═════ Supplied data ═════

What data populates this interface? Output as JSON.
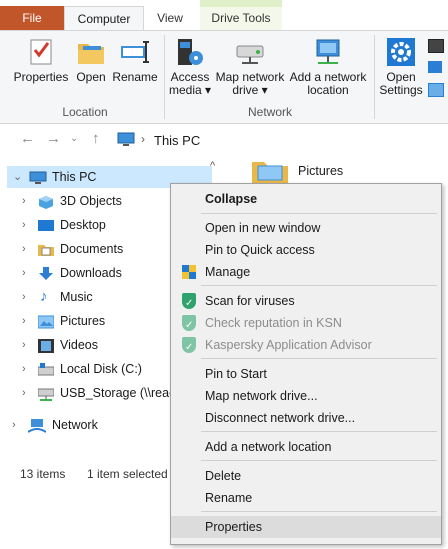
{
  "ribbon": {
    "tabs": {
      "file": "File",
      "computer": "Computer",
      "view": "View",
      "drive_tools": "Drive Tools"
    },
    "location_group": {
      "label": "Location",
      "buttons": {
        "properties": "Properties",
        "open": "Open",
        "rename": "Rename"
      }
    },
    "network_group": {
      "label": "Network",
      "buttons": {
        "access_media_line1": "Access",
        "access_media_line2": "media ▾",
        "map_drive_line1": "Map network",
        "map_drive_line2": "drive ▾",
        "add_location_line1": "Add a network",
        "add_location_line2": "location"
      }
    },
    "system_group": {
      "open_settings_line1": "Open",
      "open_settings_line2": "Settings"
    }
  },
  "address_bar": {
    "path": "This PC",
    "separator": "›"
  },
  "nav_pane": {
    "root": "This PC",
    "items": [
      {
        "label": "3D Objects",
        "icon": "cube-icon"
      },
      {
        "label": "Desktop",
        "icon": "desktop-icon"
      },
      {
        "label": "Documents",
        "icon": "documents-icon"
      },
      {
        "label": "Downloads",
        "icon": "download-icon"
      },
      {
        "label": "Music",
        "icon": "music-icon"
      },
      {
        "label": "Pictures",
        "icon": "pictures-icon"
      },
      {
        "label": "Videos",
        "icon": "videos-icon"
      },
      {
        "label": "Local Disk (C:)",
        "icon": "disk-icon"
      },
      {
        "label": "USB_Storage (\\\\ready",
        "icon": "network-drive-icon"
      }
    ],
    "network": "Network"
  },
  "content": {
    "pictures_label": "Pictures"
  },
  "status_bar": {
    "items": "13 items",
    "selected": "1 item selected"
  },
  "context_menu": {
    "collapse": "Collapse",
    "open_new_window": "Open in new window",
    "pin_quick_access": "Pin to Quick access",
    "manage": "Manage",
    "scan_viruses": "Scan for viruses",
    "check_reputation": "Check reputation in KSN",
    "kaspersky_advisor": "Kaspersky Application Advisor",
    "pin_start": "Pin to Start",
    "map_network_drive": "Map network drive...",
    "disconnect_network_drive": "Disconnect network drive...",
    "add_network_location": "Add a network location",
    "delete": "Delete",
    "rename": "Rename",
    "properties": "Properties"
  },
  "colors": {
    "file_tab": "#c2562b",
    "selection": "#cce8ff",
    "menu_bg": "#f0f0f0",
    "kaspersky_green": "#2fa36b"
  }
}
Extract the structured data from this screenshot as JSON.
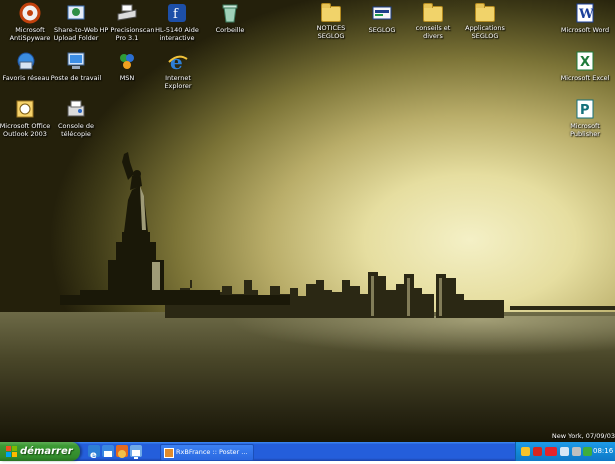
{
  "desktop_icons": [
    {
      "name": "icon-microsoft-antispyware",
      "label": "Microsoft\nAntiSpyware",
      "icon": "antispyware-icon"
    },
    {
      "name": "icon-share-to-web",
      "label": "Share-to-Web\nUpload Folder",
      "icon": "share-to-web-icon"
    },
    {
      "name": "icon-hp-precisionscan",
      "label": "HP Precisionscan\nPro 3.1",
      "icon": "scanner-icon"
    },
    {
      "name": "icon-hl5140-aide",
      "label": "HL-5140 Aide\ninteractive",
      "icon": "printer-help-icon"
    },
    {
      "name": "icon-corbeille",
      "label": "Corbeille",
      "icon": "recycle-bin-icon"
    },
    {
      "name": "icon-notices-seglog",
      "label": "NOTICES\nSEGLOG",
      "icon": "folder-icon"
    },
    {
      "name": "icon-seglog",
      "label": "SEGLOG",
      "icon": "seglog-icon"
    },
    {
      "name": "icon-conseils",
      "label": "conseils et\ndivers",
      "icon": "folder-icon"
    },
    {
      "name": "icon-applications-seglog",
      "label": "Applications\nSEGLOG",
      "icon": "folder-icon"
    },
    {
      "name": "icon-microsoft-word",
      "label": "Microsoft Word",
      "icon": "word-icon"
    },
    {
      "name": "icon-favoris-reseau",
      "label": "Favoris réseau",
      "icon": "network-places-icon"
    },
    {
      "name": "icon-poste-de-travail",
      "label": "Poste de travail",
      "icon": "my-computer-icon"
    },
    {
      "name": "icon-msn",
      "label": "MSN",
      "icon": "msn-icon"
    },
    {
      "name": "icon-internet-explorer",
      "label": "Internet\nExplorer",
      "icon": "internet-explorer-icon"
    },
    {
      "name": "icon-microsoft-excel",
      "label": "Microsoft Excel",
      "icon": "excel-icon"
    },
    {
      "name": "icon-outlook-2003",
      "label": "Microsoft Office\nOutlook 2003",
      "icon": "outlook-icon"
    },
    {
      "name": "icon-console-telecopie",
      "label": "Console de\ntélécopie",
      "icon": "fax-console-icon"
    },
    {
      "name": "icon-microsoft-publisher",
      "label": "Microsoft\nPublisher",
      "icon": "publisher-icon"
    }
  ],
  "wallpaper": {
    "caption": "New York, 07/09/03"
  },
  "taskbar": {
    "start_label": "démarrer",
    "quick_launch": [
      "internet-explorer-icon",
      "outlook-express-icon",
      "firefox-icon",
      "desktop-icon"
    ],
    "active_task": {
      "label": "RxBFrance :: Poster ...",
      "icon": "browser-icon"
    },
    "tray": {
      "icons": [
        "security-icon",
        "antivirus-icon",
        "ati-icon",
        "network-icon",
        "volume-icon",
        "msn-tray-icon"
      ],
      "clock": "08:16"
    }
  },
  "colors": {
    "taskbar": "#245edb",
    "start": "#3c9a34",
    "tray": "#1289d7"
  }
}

═════

Each line above is to be copied exactly, and the pictures are to be dropped.

→ Finished task:
What data populates this interface? Output as JSON.
{
  "ribbon": {
    "tabs": {
      "file": "File",
      "computer": "Computer",
      "view": "View",
      "drive_tools": "Drive Tools"
    },
    "location_group": {
      "label": "Location",
      "buttons": {
        "properties": "Properties",
        "open": "Open",
        "rename": "Rename"
      }
    },
    "network_group": {
      "label": "Network",
      "buttons": {
        "access_media_line1": "Access",
        "access_media_line2": "media ▾",
        "map_drive_line1": "Map network",
        "map_drive_line2": "drive ▾",
        "add_location_line1": "Add a network",
        "add_location_line2": "location"
      }
    },
    "system_group": {
      "open_settings_line1": "Open",
      "open_settings_line2": "Settings"
    }
  },
  "address_bar": {
    "path": "This PC",
    "separator": "›"
  },
  "nav_pane": {
    "root": "This PC",
    "items": [
      {
        "label": "3D Objects",
        "icon": "cube-icon"
      },
      {
        "label": "Desktop",
        "icon": "desktop-icon"
      },
      {
        "label": "Documents",
        "icon": "documents-icon"
      },
      {
        "label": "Downloads",
        "icon": "download-icon"
      },
      {
        "label": "Music",
        "icon": "music-icon"
      },
      {
        "label": "Pictures",
        "icon": "pictures-icon"
      },
      {
        "label": "Videos",
        "icon": "videos-icon"
      },
      {
        "label": "Local Disk (C:)",
        "icon": "disk-icon"
      },
      {
        "label": "USB_Storage (\\\\ready",
        "icon": "network-drive-icon"
      }
    ],
    "network": "Network"
  },
  "content": {
    "pictures_label": "Pictures"
  },
  "status_bar": {
    "items": "13 items",
    "selected": "1 item selected"
  },
  "context_menu": {
    "collapse": "Collapse",
    "open_new_window": "Open in new window",
    "pin_quick_access": "Pin to Quick access",
    "manage": "Manage",
    "scan_viruses": "Scan for viruses",
    "check_reputation": "Check reputation in KSN",
    "kaspersky_advisor": "Kaspersky Application Advisor",
    "pin_start": "Pin to Start",
    "map_network_drive": "Map network drive...",
    "disconnect_network_drive": "Disconnect network drive...",
    "add_network_location": "Add a network location",
    "delete": "Delete",
    "rename": "Rename",
    "properties": "Properties"
  },
  "colors": {
    "file_tab": "#c2562b",
    "selection": "#cce8ff",
    "menu_bg": "#f0f0f0",
    "kaspersky_green": "#2fa36b"
  }
}
Extract the structured data from this screenshot as JSON.
{
  "desktop_icons": [
    {
      "name": "icon-microsoft-antispyware",
      "label": "Microsoft\nAntiSpyware",
      "icon": "antispyware-icon"
    },
    {
      "name": "icon-share-to-web",
      "label": "Share-to-Web\nUpload Folder",
      "icon": "share-to-web-icon"
    },
    {
      "name": "icon-hp-precisionscan",
      "label": "HP Precisionscan\nPro 3.1",
      "icon": "scanner-icon"
    },
    {
      "name": "icon-hl5140-aide",
      "label": "HL-5140 Aide\ninteractive",
      "icon": "printer-help-icon"
    },
    {
      "name": "icon-corbeille",
      "label": "Corbeille",
      "icon": "recycle-bin-icon"
    },
    {
      "name": "icon-notices-seglog",
      "label": "NOTICES\nSEGLOG",
      "icon": "folder-icon"
    },
    {
      "name": "icon-seglog",
      "label": "SEGLOG",
      "icon": "seglog-icon"
    },
    {
      "name": "icon-conseils",
      "label": "conseils et\ndivers",
      "icon": "folder-icon"
    },
    {
      "name": "icon-applications-seglog",
      "label": "Applications\nSEGLOG",
      "icon": "folder-icon"
    },
    {
      "name": "icon-microsoft-word",
      "label": "Microsoft Word",
      "icon": "word-icon"
    },
    {
      "name": "icon-favoris-reseau",
      "label": "Favoris réseau",
      "icon": "network-places-icon"
    },
    {
      "name": "icon-poste-de-travail",
      "label": "Poste de travail",
      "icon": "my-computer-icon"
    },
    {
      "name": "icon-msn",
      "label": "MSN",
      "icon": "msn-icon"
    },
    {
      "name": "icon-internet-explorer",
      "label": "Internet\nExplorer",
      "icon": "internet-explorer-icon"
    },
    {
      "name": "icon-microsoft-excel",
      "label": "Microsoft Excel",
      "icon": "excel-icon"
    },
    {
      "name": "icon-outlook-2003",
      "label": "Microsoft Office\nOutlook 2003",
      "icon": "outlook-icon"
    },
    {
      "name": "icon-console-telecopie",
      "label": "Console de\ntélécopie",
      "icon": "fax-console-icon"
    },
    {
      "name": "icon-microsoft-publisher",
      "label": "Microsoft\nPublisher",
      "icon": "publisher-icon"
    }
  ],
  "wallpaper": {
    "caption": "New York, 07/09/03"
  },
  "taskbar": {
    "start_label": "démarrer",
    "quick_launch": [
      "internet-explorer-icon",
      "outlook-express-icon",
      "firefox-icon",
      "desktop-icon"
    ],
    "active_task": {
      "label": "RxBFrance :: Poster ...",
      "icon": "browser-icon"
    },
    "tray": {
      "icons": [
        "security-icon",
        "antivirus-icon",
        "ati-icon",
        "network-icon",
        "volume-icon",
        "msn-tray-icon"
      ],
      "clock": "08:16"
    }
  },
  "colors": {
    "taskbar": "#245edb",
    "start": "#3c9a34",
    "tray": "#1289d7"
  }
}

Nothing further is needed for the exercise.